Source data.
=== Begin Enclosure ===

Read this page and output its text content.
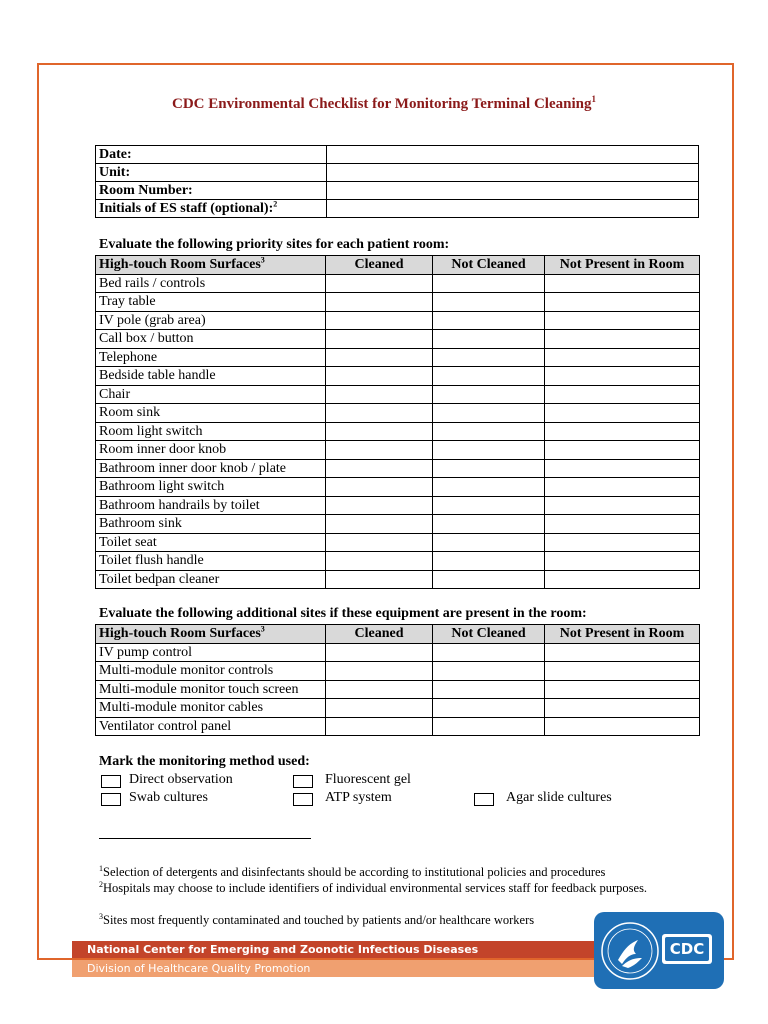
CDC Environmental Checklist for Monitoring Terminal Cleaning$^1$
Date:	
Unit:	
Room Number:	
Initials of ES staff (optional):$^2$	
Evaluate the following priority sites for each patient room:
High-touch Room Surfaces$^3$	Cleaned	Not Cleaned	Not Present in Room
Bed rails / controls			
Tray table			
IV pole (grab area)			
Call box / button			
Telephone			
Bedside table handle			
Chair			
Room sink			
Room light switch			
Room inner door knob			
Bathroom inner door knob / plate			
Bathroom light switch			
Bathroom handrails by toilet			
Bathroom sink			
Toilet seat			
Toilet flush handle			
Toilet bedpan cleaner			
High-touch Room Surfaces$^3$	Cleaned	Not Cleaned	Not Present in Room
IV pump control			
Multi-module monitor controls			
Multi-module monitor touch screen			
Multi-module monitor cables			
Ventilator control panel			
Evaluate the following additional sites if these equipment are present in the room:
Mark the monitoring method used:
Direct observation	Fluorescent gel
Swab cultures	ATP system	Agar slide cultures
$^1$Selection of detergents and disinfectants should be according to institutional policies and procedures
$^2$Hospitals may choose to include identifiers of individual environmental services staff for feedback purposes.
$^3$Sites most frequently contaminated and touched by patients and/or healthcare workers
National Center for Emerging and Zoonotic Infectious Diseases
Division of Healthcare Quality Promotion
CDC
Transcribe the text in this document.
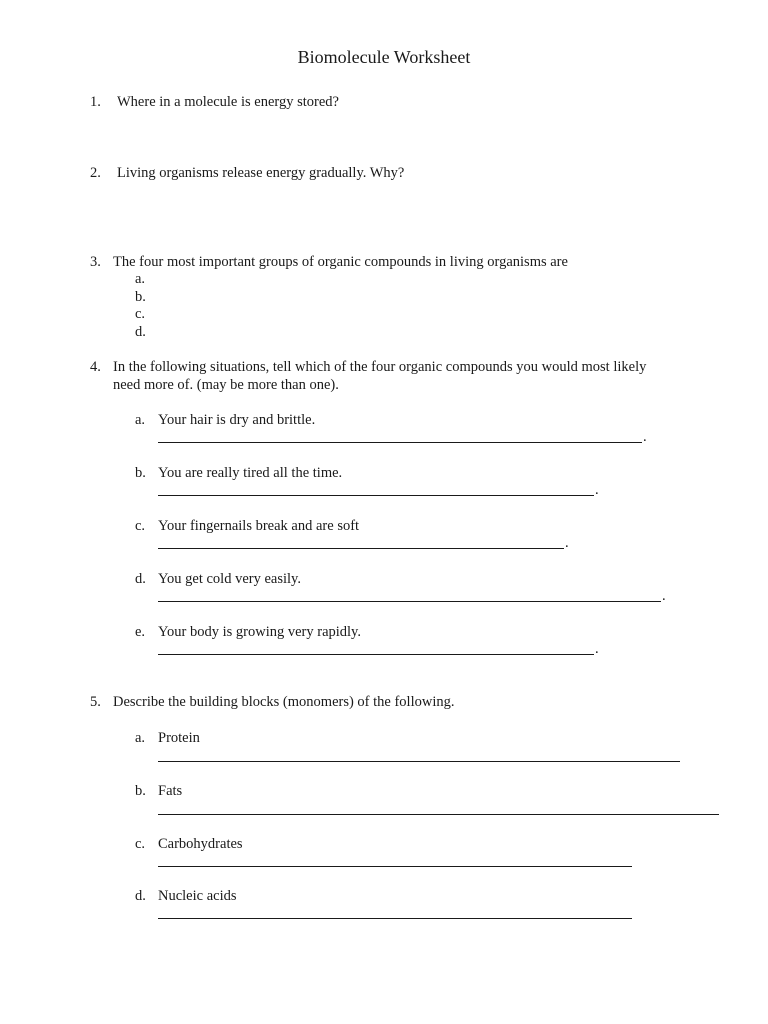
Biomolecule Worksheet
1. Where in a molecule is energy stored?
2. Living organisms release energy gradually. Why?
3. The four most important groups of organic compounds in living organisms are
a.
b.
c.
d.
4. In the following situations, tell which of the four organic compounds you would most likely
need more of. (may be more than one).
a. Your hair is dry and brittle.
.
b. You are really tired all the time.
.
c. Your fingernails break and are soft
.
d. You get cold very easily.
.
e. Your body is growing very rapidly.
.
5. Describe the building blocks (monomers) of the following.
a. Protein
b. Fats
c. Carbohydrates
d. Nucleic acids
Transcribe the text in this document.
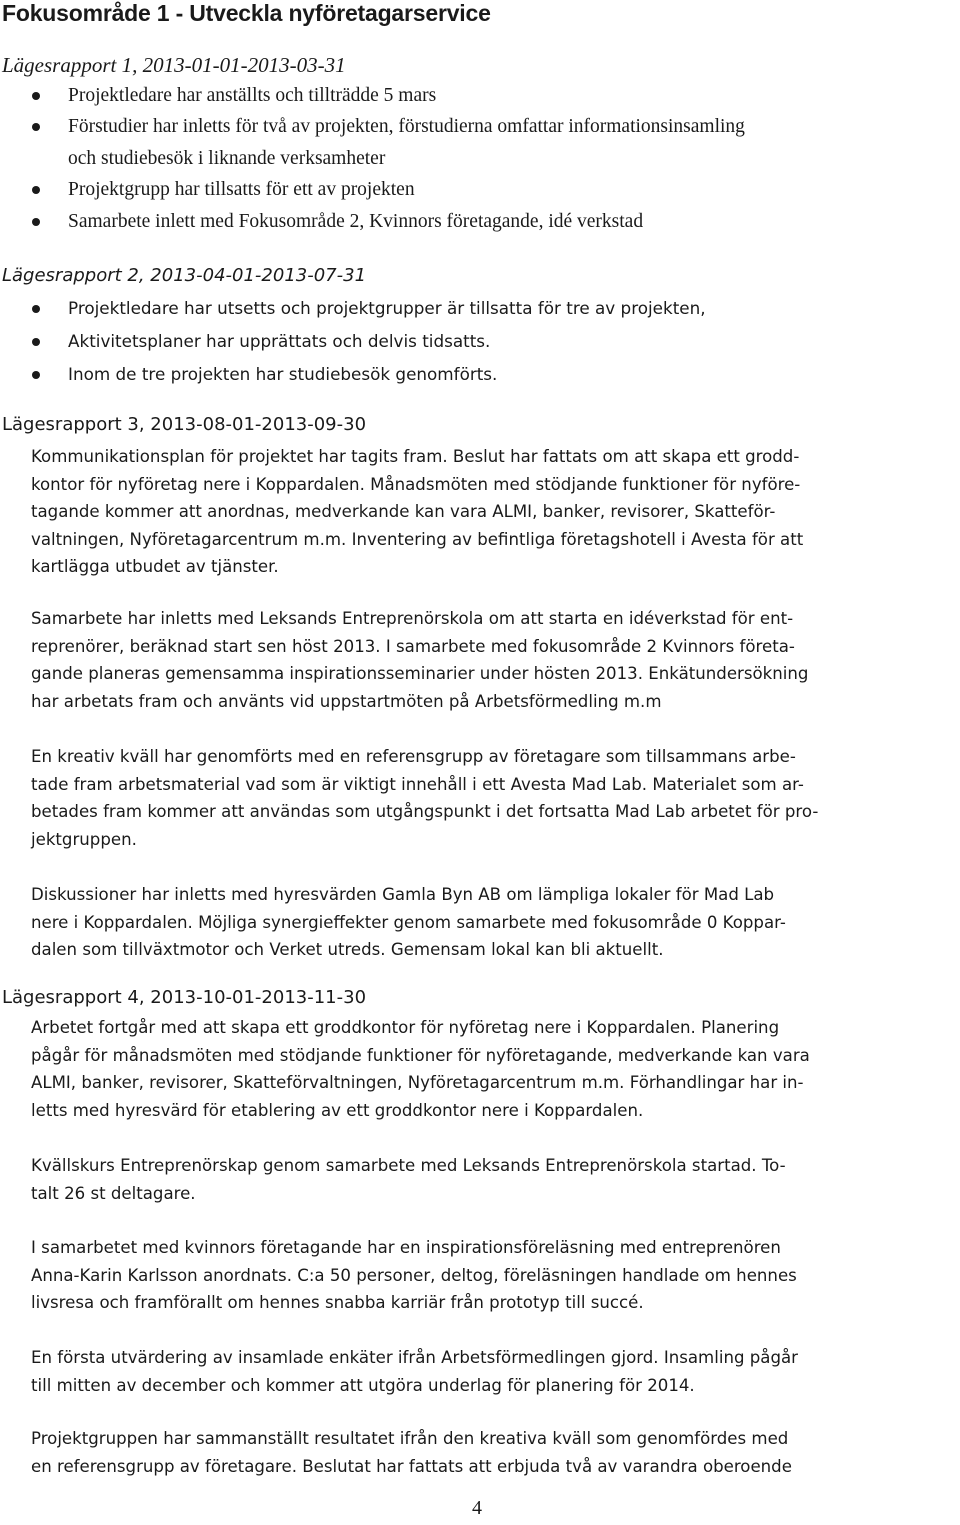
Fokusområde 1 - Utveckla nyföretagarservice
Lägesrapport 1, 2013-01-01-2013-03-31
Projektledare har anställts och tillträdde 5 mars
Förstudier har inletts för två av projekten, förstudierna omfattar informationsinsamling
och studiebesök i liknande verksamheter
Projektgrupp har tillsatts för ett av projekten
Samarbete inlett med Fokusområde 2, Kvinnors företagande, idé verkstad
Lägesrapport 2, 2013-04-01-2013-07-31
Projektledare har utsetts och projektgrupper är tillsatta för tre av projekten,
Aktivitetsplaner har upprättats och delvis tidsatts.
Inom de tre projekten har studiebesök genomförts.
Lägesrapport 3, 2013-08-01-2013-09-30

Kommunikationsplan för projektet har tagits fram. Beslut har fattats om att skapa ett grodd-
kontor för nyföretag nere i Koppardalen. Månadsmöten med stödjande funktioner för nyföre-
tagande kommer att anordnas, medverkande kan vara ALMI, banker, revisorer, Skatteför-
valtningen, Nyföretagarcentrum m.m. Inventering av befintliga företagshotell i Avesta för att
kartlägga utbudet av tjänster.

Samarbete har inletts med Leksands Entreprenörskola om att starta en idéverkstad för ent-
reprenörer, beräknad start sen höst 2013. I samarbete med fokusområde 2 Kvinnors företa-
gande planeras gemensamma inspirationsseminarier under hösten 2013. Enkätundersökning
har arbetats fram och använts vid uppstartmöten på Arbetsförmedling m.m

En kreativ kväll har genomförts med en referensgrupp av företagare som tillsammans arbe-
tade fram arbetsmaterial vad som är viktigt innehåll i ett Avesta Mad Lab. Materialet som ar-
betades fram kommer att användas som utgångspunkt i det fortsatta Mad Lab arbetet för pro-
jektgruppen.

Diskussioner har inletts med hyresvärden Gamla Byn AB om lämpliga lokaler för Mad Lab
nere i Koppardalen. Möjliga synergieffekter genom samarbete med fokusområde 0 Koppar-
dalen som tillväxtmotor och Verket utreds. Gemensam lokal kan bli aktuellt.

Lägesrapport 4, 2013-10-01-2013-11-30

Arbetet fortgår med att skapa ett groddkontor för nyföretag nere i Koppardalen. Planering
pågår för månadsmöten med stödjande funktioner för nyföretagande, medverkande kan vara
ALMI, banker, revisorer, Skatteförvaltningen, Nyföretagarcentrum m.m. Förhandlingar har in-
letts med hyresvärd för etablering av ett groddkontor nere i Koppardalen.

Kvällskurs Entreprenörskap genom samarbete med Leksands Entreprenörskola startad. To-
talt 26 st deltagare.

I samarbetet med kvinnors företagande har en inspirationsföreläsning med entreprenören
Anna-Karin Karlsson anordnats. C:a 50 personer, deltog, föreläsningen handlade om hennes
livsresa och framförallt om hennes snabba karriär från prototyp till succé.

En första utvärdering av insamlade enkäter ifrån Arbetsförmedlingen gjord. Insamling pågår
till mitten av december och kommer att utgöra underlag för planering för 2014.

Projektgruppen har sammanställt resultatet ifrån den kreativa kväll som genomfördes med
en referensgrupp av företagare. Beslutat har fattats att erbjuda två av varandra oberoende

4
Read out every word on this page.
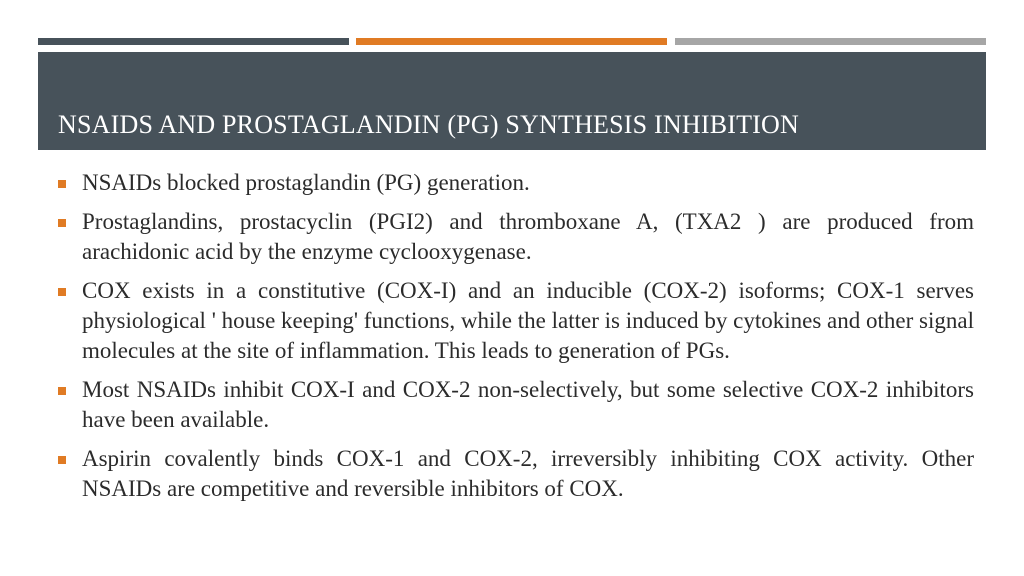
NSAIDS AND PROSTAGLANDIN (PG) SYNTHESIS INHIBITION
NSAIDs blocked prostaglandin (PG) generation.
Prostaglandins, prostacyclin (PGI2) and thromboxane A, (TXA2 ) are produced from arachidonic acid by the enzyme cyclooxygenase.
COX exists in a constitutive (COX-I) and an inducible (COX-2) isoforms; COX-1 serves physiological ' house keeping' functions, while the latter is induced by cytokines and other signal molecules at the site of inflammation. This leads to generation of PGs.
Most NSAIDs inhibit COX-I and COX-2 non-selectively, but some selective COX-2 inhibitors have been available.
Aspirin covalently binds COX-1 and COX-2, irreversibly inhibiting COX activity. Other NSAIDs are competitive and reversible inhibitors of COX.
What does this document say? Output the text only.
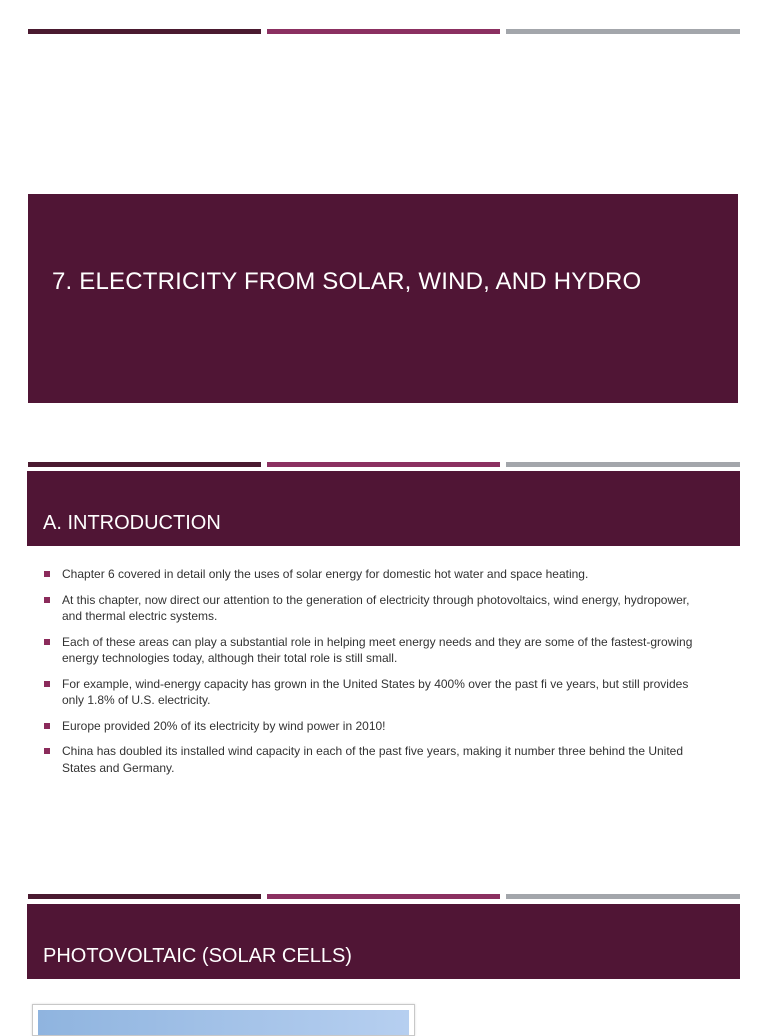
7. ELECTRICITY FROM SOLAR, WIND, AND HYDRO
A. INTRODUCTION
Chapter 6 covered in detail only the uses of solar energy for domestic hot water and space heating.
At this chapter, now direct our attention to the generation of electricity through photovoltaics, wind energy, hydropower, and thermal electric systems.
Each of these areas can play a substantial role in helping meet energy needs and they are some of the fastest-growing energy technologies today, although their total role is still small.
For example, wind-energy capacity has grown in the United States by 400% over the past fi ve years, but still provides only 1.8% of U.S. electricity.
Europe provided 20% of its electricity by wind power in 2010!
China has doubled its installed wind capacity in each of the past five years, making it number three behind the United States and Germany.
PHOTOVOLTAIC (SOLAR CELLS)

=== End Enclosure ===

What to work on.
Copy out every line of the listing that contains the string "only".

Response box.
What does this document say? Output the text only.
Chapter 6 covered in detail only the uses of solar energy for domestic hot water and space heating.
For example, wind-energy capacity has grown in the United States by 400% over the past fi ve years, but still provides only 1.8% of U.S. electricity.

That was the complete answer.